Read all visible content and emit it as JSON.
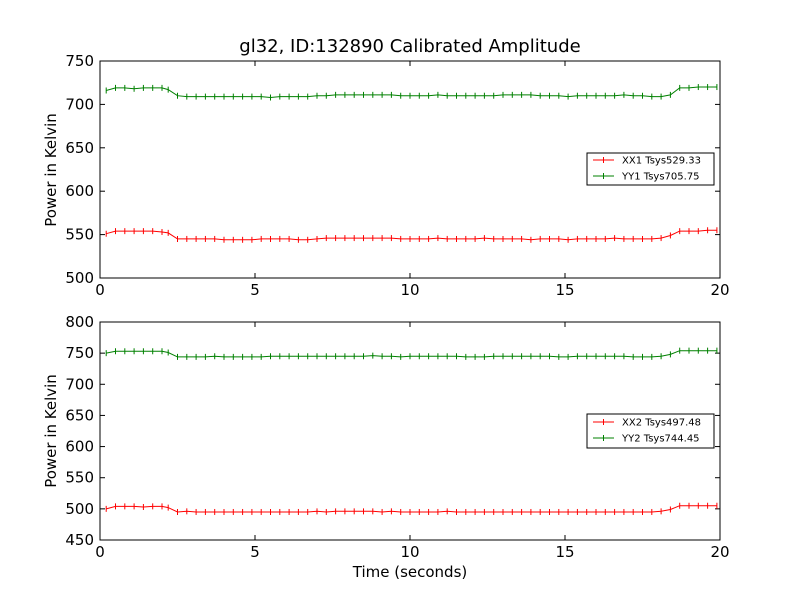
{
  "figure": {
    "title": "gl32, ID:132890 Calibrated Amplitude"
  },
  "chart_data": [
    {
      "type": "line",
      "title": "gl32, ID:132890 Calibrated Amplitude",
      "xlabel": "",
      "ylabel": "Power in Kelvin",
      "xlim": [
        0,
        20
      ],
      "ylim": [
        500,
        750
      ],
      "x_ticks": [
        0,
        5,
        10,
        15,
        20
      ],
      "y_ticks": [
        500,
        550,
        600,
        650,
        700,
        750
      ],
      "grid": false,
      "legend": "right",
      "x": [
        0.2,
        0.5,
        0.8,
        1.1,
        1.4,
        1.7,
        2.0,
        2.2,
        2.5,
        2.8,
        3.1,
        3.4,
        3.7,
        4.0,
        4.3,
        4.6,
        4.9,
        5.2,
        5.5,
        5.8,
        6.1,
        6.4,
        6.7,
        7.0,
        7.3,
        7.6,
        7.9,
        8.2,
        8.5,
        8.8,
        9.1,
        9.4,
        9.7,
        10.0,
        10.3,
        10.6,
        10.9,
        11.2,
        11.5,
        11.8,
        12.1,
        12.4,
        12.7,
        13.0,
        13.3,
        13.6,
        13.9,
        14.2,
        14.5,
        14.8,
        15.1,
        15.4,
        15.7,
        16.0,
        16.3,
        16.6,
        16.9,
        17.2,
        17.5,
        17.8,
        18.1,
        18.4,
        18.7,
        19.0,
        19.3,
        19.6,
        19.9
      ],
      "series": [
        {
          "name": "XX1 Tsys529.33",
          "color": "#ff0000",
          "values": [
            551,
            554,
            554,
            554,
            554,
            554,
            553,
            552,
            545,
            545,
            545,
            545,
            545,
            544,
            544,
            544,
            544,
            545,
            545,
            545,
            545,
            544,
            544,
            545,
            546,
            546,
            546,
            546,
            546,
            546,
            546,
            546,
            545,
            545,
            545,
            545,
            546,
            545,
            545,
            545,
            545,
            546,
            545,
            545,
            545,
            545,
            544,
            545,
            545,
            545,
            544,
            545,
            545,
            545,
            545,
            546,
            545,
            545,
            545,
            545,
            546,
            549,
            554,
            554,
            554,
            555,
            555
          ]
        },
        {
          "name": "YY1 Tsys705.75",
          "color": "#008000",
          "values": [
            716,
            719,
            719,
            718,
            719,
            719,
            719,
            717,
            710,
            709,
            709,
            709,
            709,
            709,
            709,
            709,
            709,
            709,
            708,
            709,
            709,
            709,
            709,
            710,
            710,
            711,
            711,
            711,
            711,
            711,
            711,
            711,
            710,
            710,
            710,
            710,
            711,
            710,
            710,
            710,
            710,
            710,
            710,
            711,
            711,
            711,
            711,
            710,
            710,
            710,
            709,
            710,
            710,
            710,
            710,
            710,
            711,
            710,
            710,
            709,
            709,
            711,
            719,
            719,
            720,
            720,
            720
          ]
        }
      ]
    },
    {
      "type": "line",
      "title": "",
      "xlabel": "Time (seconds)",
      "ylabel": "Power in Kelvin",
      "xlim": [
        0,
        20
      ],
      "ylim": [
        450,
        800
      ],
      "x_ticks": [
        0,
        5,
        10,
        15,
        20
      ],
      "y_ticks": [
        450,
        500,
        550,
        600,
        650,
        700,
        750,
        800
      ],
      "grid": false,
      "legend": "right",
      "x": [
        0.2,
        0.5,
        0.8,
        1.1,
        1.4,
        1.7,
        2.0,
        2.2,
        2.5,
        2.8,
        3.1,
        3.4,
        3.7,
        4.0,
        4.3,
        4.6,
        4.9,
        5.2,
        5.5,
        5.8,
        6.1,
        6.4,
        6.7,
        7.0,
        7.3,
        7.6,
        7.9,
        8.2,
        8.5,
        8.8,
        9.1,
        9.4,
        9.7,
        10.0,
        10.3,
        10.6,
        10.9,
        11.2,
        11.5,
        11.8,
        12.1,
        12.4,
        12.7,
        13.0,
        13.3,
        13.6,
        13.9,
        14.2,
        14.5,
        14.8,
        15.1,
        15.4,
        15.7,
        16.0,
        16.3,
        16.6,
        16.9,
        17.2,
        17.5,
        17.8,
        18.1,
        18.4,
        18.7,
        19.0,
        19.3,
        19.6,
        19.9
      ],
      "series": [
        {
          "name": "XX2 Tsys497.48",
          "color": "#ff0000",
          "values": [
            500,
            504,
            504,
            504,
            503,
            504,
            504,
            502,
            495,
            496,
            495,
            495,
            495,
            495,
            495,
            495,
            495,
            495,
            495,
            495,
            495,
            495,
            495,
            496,
            495,
            496,
            496,
            496,
            496,
            496,
            495,
            496,
            495,
            495,
            495,
            495,
            495,
            496,
            495,
            495,
            495,
            495,
            495,
            495,
            495,
            495,
            495,
            495,
            495,
            495,
            495,
            495,
            495,
            495,
            495,
            495,
            495,
            495,
            495,
            495,
            496,
            499,
            505,
            505,
            505,
            505,
            505
          ]
        },
        {
          "name": "YY2 Tsys744.45",
          "color": "#008000",
          "values": [
            750,
            753,
            753,
            753,
            753,
            753,
            753,
            751,
            744,
            744,
            744,
            744,
            745,
            744,
            744,
            744,
            744,
            744,
            745,
            745,
            745,
            745,
            745,
            745,
            745,
            745,
            745,
            745,
            745,
            746,
            745,
            745,
            744,
            745,
            745,
            745,
            745,
            745,
            745,
            744,
            744,
            744,
            745,
            745,
            745,
            745,
            745,
            745,
            745,
            744,
            744,
            745,
            745,
            745,
            745,
            745,
            745,
            744,
            744,
            744,
            745,
            748,
            754,
            754,
            754,
            754,
            754
          ]
        }
      ]
    }
  ]
}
☆ ☆ ☆ ☆ ☆
Set the listing down in full and exactly. Pictures within it should not appear in the copy.

## WRITTEN REPLY
Read all visible content and emit it as JSON.
{
  "figure": {
    "title": "gl32, ID:132890 Calibrated Amplitude"
  },
  "chart_data": [
    {
      "type": "line",
      "title": "gl32, ID:132890 Calibrated Amplitude",
      "xlabel": "",
      "ylabel": "Power in Kelvin",
      "xlim": [
        0,
        20
      ],
      "ylim": [
        500,
        750
      ],
      "x_ticks": [
        0,
        5,
        10,
        15,
        20
      ],
      "y_ticks": [
        500,
        550,
        600,
        650,
        700,
        750
      ],
      "grid": false,
      "legend": "right",
      "x": [
        0.2,
        0.5,
        0.8,
        1.1,
        1.4,
        1.7,
        2.0,
        2.2,
        2.5,
        2.8,
        3.1,
        3.4,
        3.7,
        4.0,
        4.3,
        4.6,
        4.9,
        5.2,
        5.5,
        5.8,
        6.1,
        6.4,
        6.7,
        7.0,
        7.3,
        7.6,
        7.9,
        8.2,
        8.5,
        8.8,
        9.1,
        9.4,
        9.7,
        10.0,
        10.3,
        10.6,
        10.9,
        11.2,
        11.5,
        11.8,
        12.1,
        12.4,
        12.7,
        13.0,
        13.3,
        13.6,
        13.9,
        14.2,
        14.5,
        14.8,
        15.1,
        15.4,
        15.7,
        16.0,
        16.3,
        16.6,
        16.9,
        17.2,
        17.5,
        17.8,
        18.1,
        18.4,
        18.7,
        19.0,
        19.3,
        19.6,
        19.9
      ],
      "series": [
        {
          "name": "XX1 Tsys529.33",
          "color": "#ff0000",
          "values": [
            551,
            554,
            554,
            554,
            554,
            554,
            553,
            552,
            545,
            545,
            545,
            545,
            545,
            544,
            544,
            544,
            544,
            545,
            545,
            545,
            545,
            544,
            544,
            545,
            546,
            546,
            546,
            546,
            546,
            546,
            546,
            546,
            545,
            545,
            545,
            545,
            546,
            545,
            545,
            545,
            545,
            546,
            545,
            545,
            545,
            545,
            544,
            545,
            545,
            545,
            544,
            545,
            545,
            545,
            545,
            546,
            545,
            545,
            545,
            545,
            546,
            549,
            554,
            554,
            554,
            555,
            555
          ]
        },
        {
          "name": "YY1 Tsys705.75",
          "color": "#008000",
          "values": [
            716,
            719,
            719,
            718,
            719,
            719,
            719,
            717,
            710,
            709,
            709,
            709,
            709,
            709,
            709,
            709,
            709,
            709,
            708,
            709,
            709,
            709,
            709,
            710,
            710,
            711,
            711,
            711,
            711,
            711,
            711,
            711,
            710,
            710,
            710,
            710,
            711,
            710,
            710,
            710,
            710,
            710,
            710,
            711,
            711,
            711,
            711,
            710,
            710,
            710,
            709,
            710,
            710,
            710,
            710,
            710,
            711,
            710,
            710,
            709,
            709,
            711,
            719,
            719,
            720,
            720,
            720
          ]
        }
      ]
    },
    {
      "type": "line",
      "title": "",
      "xlabel": "Time (seconds)",
      "ylabel": "Power in Kelvin",
      "xlim": [
        0,
        20
      ],
      "ylim": [
        450,
        800
      ],
      "x_ticks": [
        0,
        5,
        10,
        15,
        20
      ],
      "y_ticks": [
        450,
        500,
        550,
        600,
        650,
        700,
        750,
        800
      ],
      "grid": false,
      "legend": "right",
      "x": [
        0.2,
        0.5,
        0.8,
        1.1,
        1.4,
        1.7,
        2.0,
        2.2,
        2.5,
        2.8,
        3.1,
        3.4,
        3.7,
        4.0,
        4.3,
        4.6,
        4.9,
        5.2,
        5.5,
        5.8,
        6.1,
        6.4,
        6.7,
        7.0,
        7.3,
        7.6,
        7.9,
        8.2,
        8.5,
        8.8,
        9.1,
        9.4,
        9.7,
        10.0,
        10.3,
        10.6,
        10.9,
        11.2,
        11.5,
        11.8,
        12.1,
        12.4,
        12.7,
        13.0,
        13.3,
        13.6,
        13.9,
        14.2,
        14.5,
        14.8,
        15.1,
        15.4,
        15.7,
        16.0,
        16.3,
        16.6,
        16.9,
        17.2,
        17.5,
        17.8,
        18.1,
        18.4,
        18.7,
        19.0,
        19.3,
        19.6,
        19.9
      ],
      "series": [
        {
          "name": "XX2 Tsys497.48",
          "color": "#ff0000",
          "values": [
            500,
            504,
            504,
            504,
            503,
            504,
            504,
            502,
            495,
            496,
            495,
            495,
            495,
            495,
            495,
            495,
            495,
            495,
            495,
            495,
            495,
            495,
            495,
            496,
            495,
            496,
            496,
            496,
            496,
            496,
            495,
            496,
            495,
            495,
            495,
            495,
            495,
            496,
            495,
            495,
            495,
            495,
            495,
            495,
            495,
            495,
            495,
            495,
            495,
            495,
            495,
            495,
            495,
            495,
            495,
            495,
            495,
            495,
            495,
            495,
            496,
            499,
            505,
            505,
            505,
            505,
            505
          ]
        },
        {
          "name": "YY2 Tsys744.45",
          "color": "#008000",
          "values": [
            750,
            753,
            753,
            753,
            753,
            753,
            753,
            751,
            744,
            744,
            744,
            744,
            745,
            744,
            744,
            744,
            744,
            744,
            745,
            745,
            745,
            745,
            745,
            745,
            745,
            745,
            745,
            745,
            745,
            746,
            745,
            745,
            744,
            745,
            745,
            745,
            745,
            745,
            745,
            744,
            744,
            744,
            745,
            745,
            745,
            745,
            745,
            745,
            745,
            744,
            744,
            745,
            745,
            745,
            745,
            745,
            745,
            744,
            744,
            744,
            745,
            748,
            754,
            754,
            754,
            754,
            754
          ]
        }
      ]
    }
  ]
}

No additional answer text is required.